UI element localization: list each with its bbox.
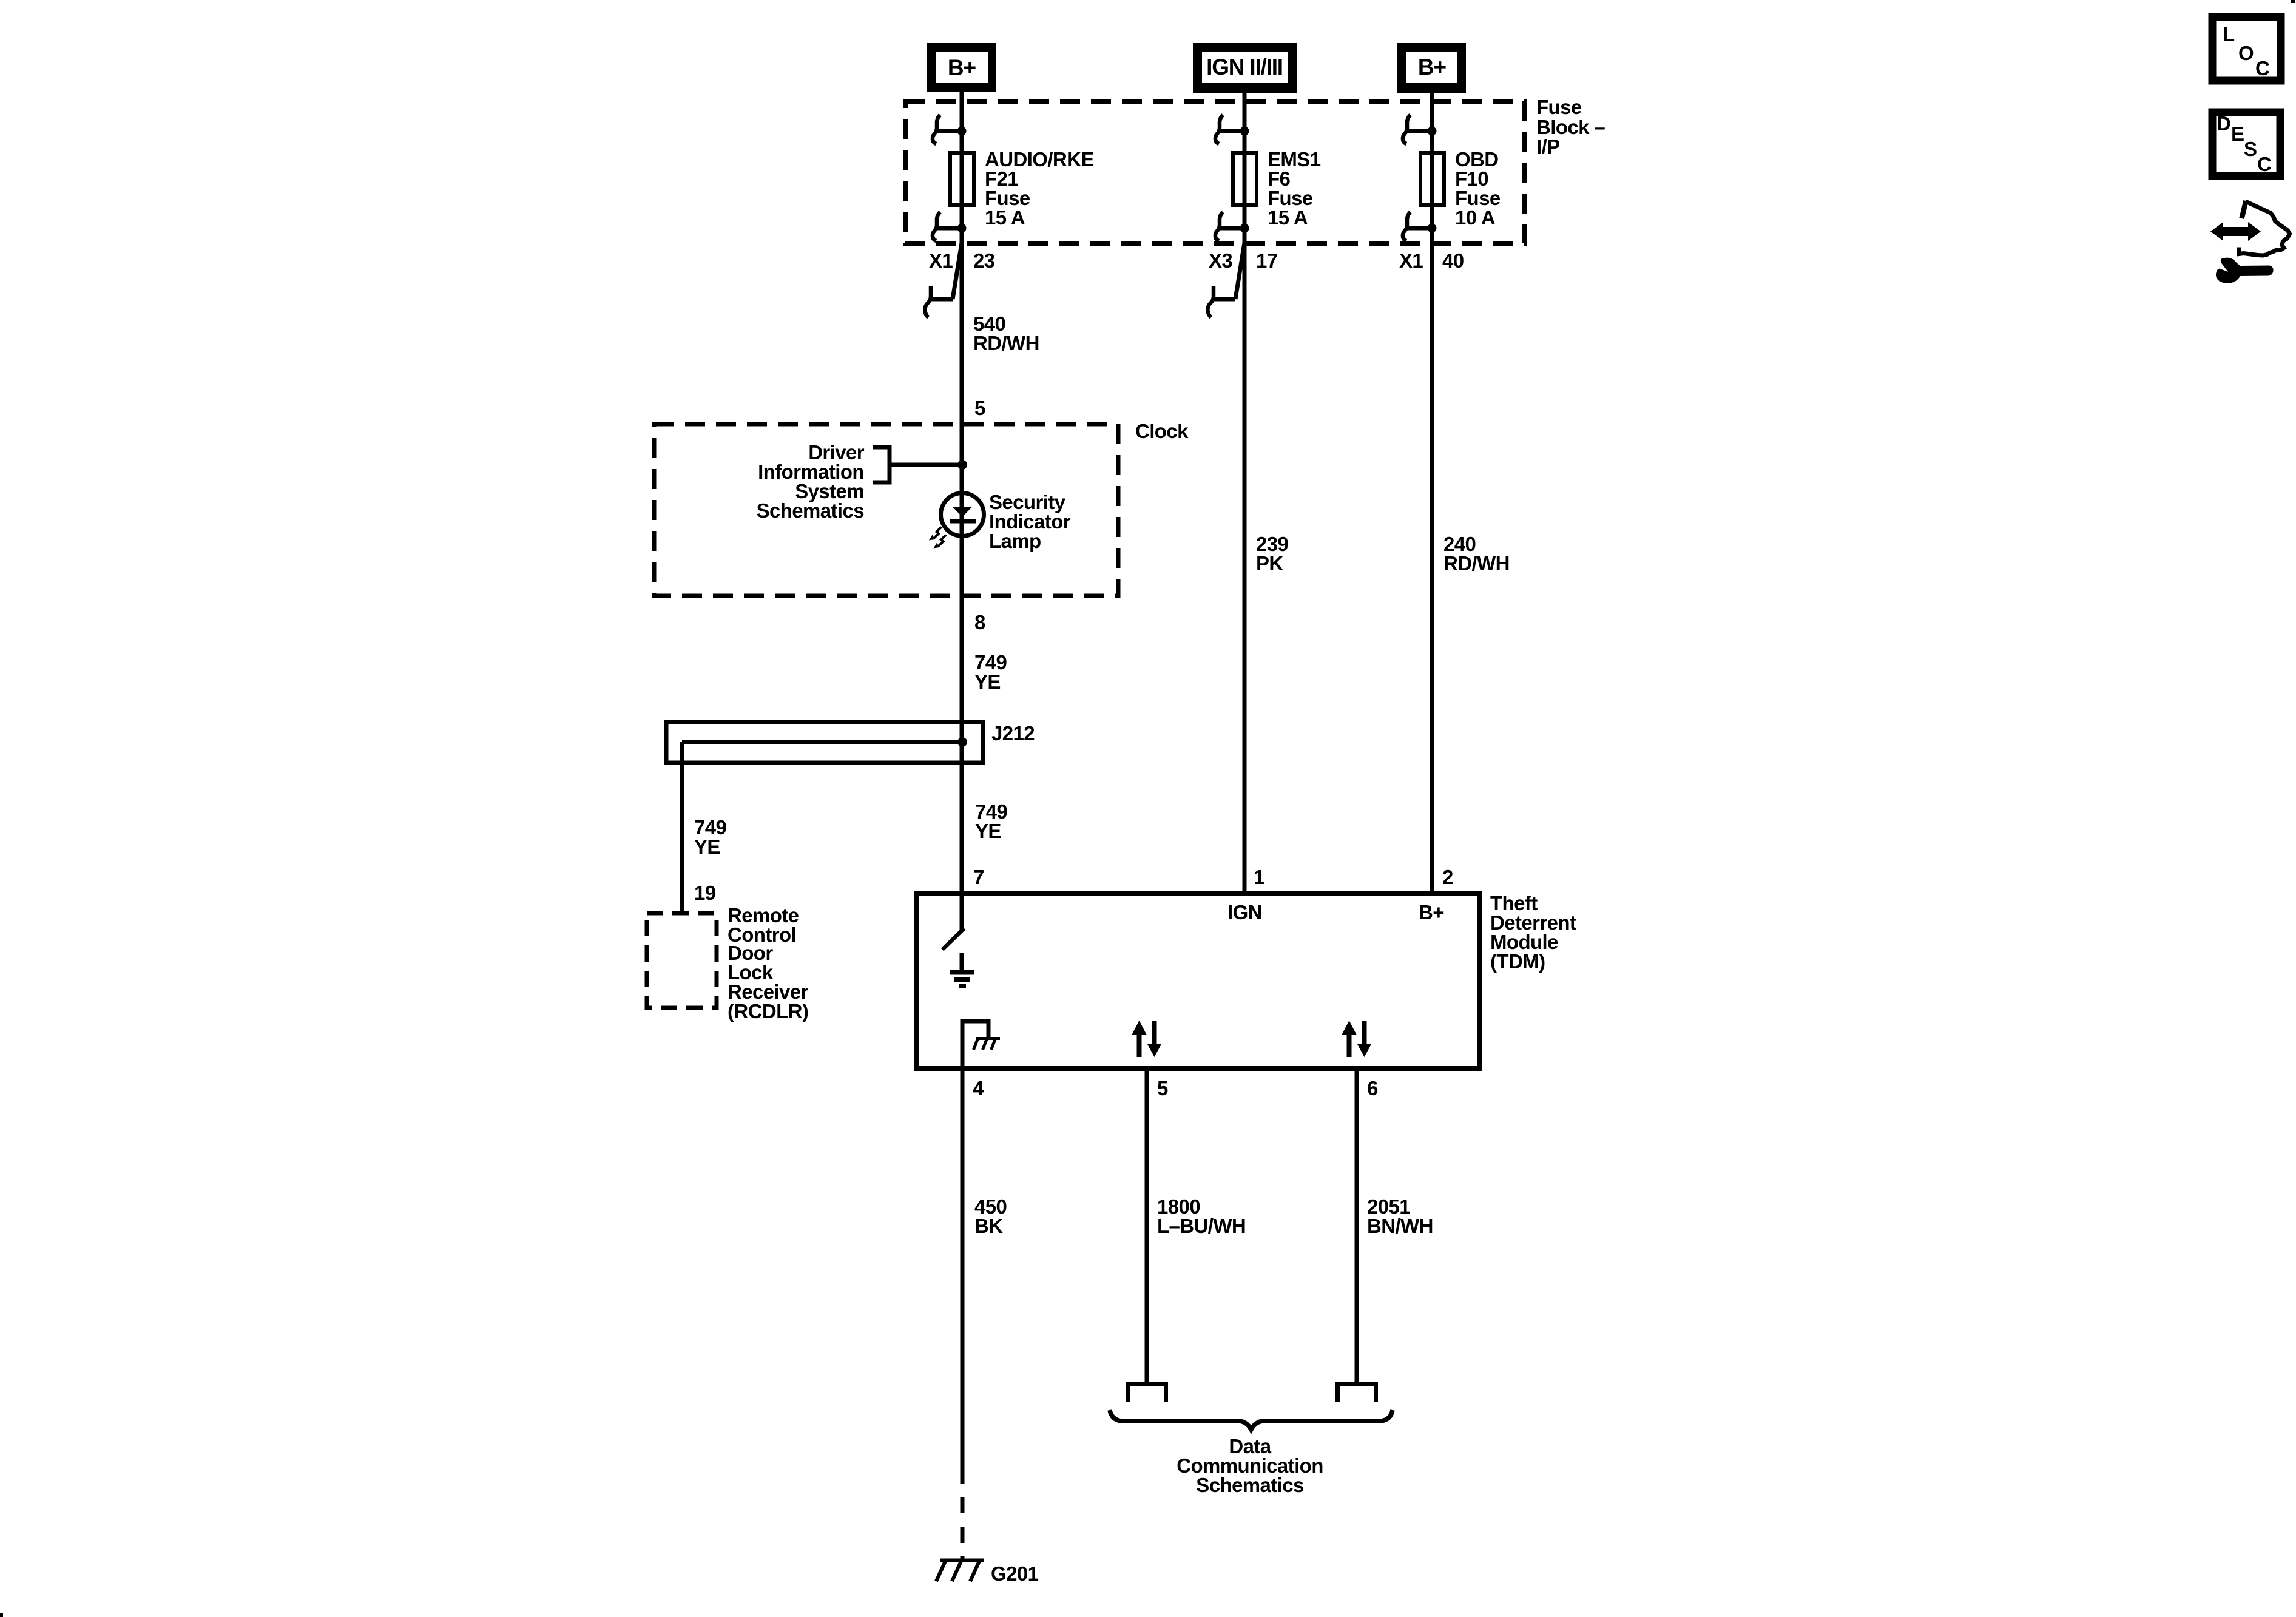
svg-text:AUDIO/RKEF21Fuse15 A: AUDIO/RKEF21Fuse15 A	[985, 148, 1094, 229]
svg-text:DataCommunicationSchematics: DataCommunicationSchematics	[1177, 1435, 1323, 1496]
svg-text:B+: B+	[1419, 901, 1444, 923]
fuse F6 clip bottom	[1215, 212, 1249, 241]
svg-text:G201: G201	[991, 1562, 1039, 1585]
wire from TDM pin 4 (ckt 450)	[961, 1068, 965, 1484]
svg-text:6: 6	[1367, 1077, 1378, 1099]
fuse F10 clip bottom	[1403, 212, 1437, 241]
svg-text:5: 5	[974, 397, 985, 419]
wire from TDM pin 5 (ckt 1800)	[1145, 1068, 1149, 1382]
earth ground symbol inside TDM	[950, 953, 974, 988]
svg-text:DriverInformationSystemSchemat: DriverInformationSystemSchematics	[757, 441, 865, 522]
power feed box IGN II/III	[1193, 43, 1297, 93]
svg-text:TheftDeterrentModule(TDM): TheftDeterrentModule(TDM)	[1490, 892, 1576, 973]
wire branch to driver information system	[890, 463, 962, 467]
wire: B+ feed through fuse F21 down into TDM pin 7 (ckt 540 / 749)	[960, 90, 964, 930]
fuse F21 clip bottom	[933, 212, 967, 241]
LOC reference box	[2212, 17, 2281, 81]
switch arm inside TDM	[942, 928, 964, 950]
svg-text:C: C	[2255, 57, 2269, 79]
svg-text:2: 2	[1442, 866, 1453, 888]
fuse F21 clip top	[933, 115, 967, 144]
svg-text:OBDF10Fuse10 A: OBDF10Fuse10 A	[1455, 148, 1501, 229]
svg-text:SecurityIndicatorLamp: SecurityIndicatorLamp	[989, 491, 1071, 552]
chassis ground symbol inside TDM (pin 4)	[961, 1019, 1001, 1068]
DESC reference box	[2212, 112, 2280, 176]
RCDLR dashed outline	[647, 913, 717, 1008]
splice J212	[666, 722, 983, 763]
dashed continuation of ckt 450 to G201	[961, 1484, 965, 1561]
junction node on ckt 540 at clock	[957, 460, 967, 470]
LED emission arrow 2	[934, 535, 947, 549]
svg-text:X1: X1	[1399, 249, 1423, 272]
svg-text:L: L	[2223, 23, 2235, 46]
svg-text:B+: B+	[948, 55, 976, 80]
wire from TDM pin 6 (ckt 2051)	[1355, 1068, 1359, 1382]
svg-text:749YE: 749YE	[694, 816, 727, 858]
wire: B+ feed through fuse F10 down to TDM pin 2 (ckt 240)	[1430, 90, 1434, 896]
svg-text:2051BN/WH: 2051BN/WH	[1367, 1195, 1433, 1237]
fuse F6 element	[1233, 153, 1257, 205]
page corner speck bottom left	[0, 1613, 3, 1617]
page corner speck top right	[2291, 0, 2295, 3]
fuse F6 clip top	[1215, 115, 1249, 144]
power feed box B+ (left)	[927, 43, 996, 92]
svg-text:17: 17	[1256, 249, 1278, 272]
svg-text:1800L–BU/WH: 1800L–BU/WH	[1157, 1195, 1246, 1237]
svg-text:Clock: Clock	[1135, 420, 1189, 442]
svg-text:C: C	[2257, 153, 2271, 175]
service icon: double arrow with hand and wrench	[2210, 201, 2290, 283]
svg-text:5: 5	[1157, 1077, 1168, 1099]
svg-text:S: S	[2244, 138, 2257, 160]
serial data arrows at TDM pin 6	[1342, 1021, 1372, 1057]
svg-text:8: 8	[974, 611, 985, 633]
fuse F10 clip top	[1403, 115, 1437, 144]
wire: IGN II/III feed through fuse F6 down to TDM pin 1 (ckt 239)	[1243, 90, 1247, 896]
fuse block I/P dashed outline	[905, 101, 1525, 243]
svg-text:240RD/WH: 240RD/WH	[1443, 533, 1510, 575]
terminal at end of ckt 1800	[1128, 1384, 1166, 1402]
svg-text:19: 19	[694, 882, 716, 904]
svg-text:J212: J212	[991, 722, 1035, 744]
svg-text:EMS1F6Fuse15 A: EMS1F6Fuse15 A	[1268, 148, 1321, 229]
svg-text:23: 23	[973, 249, 995, 272]
in-line connector on ckt 239	[1207, 243, 1244, 317]
svg-text:749YE: 749YE	[975, 800, 1008, 842]
svg-text:40: 40	[1442, 249, 1464, 272]
brace for data communication schematics	[1110, 1410, 1393, 1430]
svg-text:1: 1	[1254, 866, 1264, 888]
theft deterrent module box	[916, 894, 1479, 1068]
svg-text:O: O	[2238, 42, 2254, 64]
svg-text:IGN II/III: IGN II/III	[1206, 55, 1283, 79]
svg-text:B+: B+	[1418, 55, 1447, 79]
svg-text:IGN: IGN	[1227, 901, 1262, 923]
fuse F21 element	[950, 153, 974, 205]
svg-text:450BK: 450BK	[974, 1195, 1007, 1237]
bracket for driver information reference	[873, 447, 890, 482]
svg-text:X1: X1	[929, 249, 953, 272]
wire branch from J212 to RCDLR (ckt 749)	[680, 742, 684, 913]
svg-text:FuseBlock –I/P: FuseBlock –I/P	[1536, 96, 1605, 158]
svg-text:RemoteControlDoorLockReceiver(: RemoteControlDoorLockReceiver(RCDLR)	[728, 904, 809, 1022]
ground G201 symbol	[936, 1561, 984, 1582]
LED emission arrow 1	[929, 527, 942, 541]
svg-text:4: 4	[973, 1077, 984, 1099]
svg-text:749YE: 749YE	[974, 651, 1007, 693]
in-line connector on ckt 540	[925, 243, 962, 317]
svg-text:239PK: 239PK	[1256, 533, 1289, 575]
svg-text:X3: X3	[1209, 249, 1232, 272]
clock dashed outline	[654, 424, 1118, 596]
svg-text:E: E	[2231, 123, 2244, 145]
svg-text:7: 7	[973, 866, 984, 888]
svg-text:D: D	[2217, 112, 2230, 135]
terminal at end of ckt 2051	[1338, 1384, 1376, 1402]
fuse F10 element	[1420, 153, 1444, 205]
svg-text:540RD/WH: 540RD/WH	[973, 312, 1039, 354]
serial data arrows at TDM pin 5	[1132, 1021, 1162, 1057]
power feed box B+ (right)	[1397, 43, 1466, 93]
security indicator lamp (LED)	[941, 493, 984, 536]
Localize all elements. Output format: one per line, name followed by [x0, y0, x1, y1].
_ _ _ _
_The exercise_
Render the lines from the one containing "svg-text:AUDIO/RKEF21Fuse15 A: AUDIO/RKEF21Fuse15" through the one containing "1562, 1039, 1585]" as a numbered list, omitting any blank lines.

_Answer in full_
1. svg-text:AUDIO/RKEF21Fuse15 A: AUDIO/RKEF21Fuse15 A	[985, 148, 1094, 229]
2. svg-text:DataCommunicationSchematics: DataCommunicationSchematics	[1177, 1435, 1323, 1496]
3. svg-text:B+: B+	[1419, 901, 1444, 923]
4. fuse F6 clip bottom	[1215, 212, 1249, 241]
5. svg-text:G201: G201	[991, 1562, 1039, 1585]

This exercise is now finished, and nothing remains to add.